**Task to carry out:**
Reading the listing below, count the lines that contain the word "cloud" and give that count alone.

**Material provided:**
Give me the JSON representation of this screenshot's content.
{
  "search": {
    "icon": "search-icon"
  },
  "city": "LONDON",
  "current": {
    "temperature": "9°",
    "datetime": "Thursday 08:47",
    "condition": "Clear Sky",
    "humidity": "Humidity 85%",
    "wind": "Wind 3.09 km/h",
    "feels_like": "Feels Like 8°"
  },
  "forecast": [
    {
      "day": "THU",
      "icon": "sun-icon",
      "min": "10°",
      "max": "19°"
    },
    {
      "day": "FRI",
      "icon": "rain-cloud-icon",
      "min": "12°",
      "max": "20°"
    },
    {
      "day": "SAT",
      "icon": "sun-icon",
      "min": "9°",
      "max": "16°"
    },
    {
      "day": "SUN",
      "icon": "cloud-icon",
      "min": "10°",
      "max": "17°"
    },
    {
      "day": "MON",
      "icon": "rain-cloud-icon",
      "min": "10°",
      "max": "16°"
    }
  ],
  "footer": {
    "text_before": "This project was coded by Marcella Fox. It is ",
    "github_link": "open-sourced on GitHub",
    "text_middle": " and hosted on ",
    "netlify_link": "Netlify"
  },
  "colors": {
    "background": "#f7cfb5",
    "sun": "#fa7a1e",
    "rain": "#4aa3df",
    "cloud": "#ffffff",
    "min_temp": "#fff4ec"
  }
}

**Solution for this task:**
4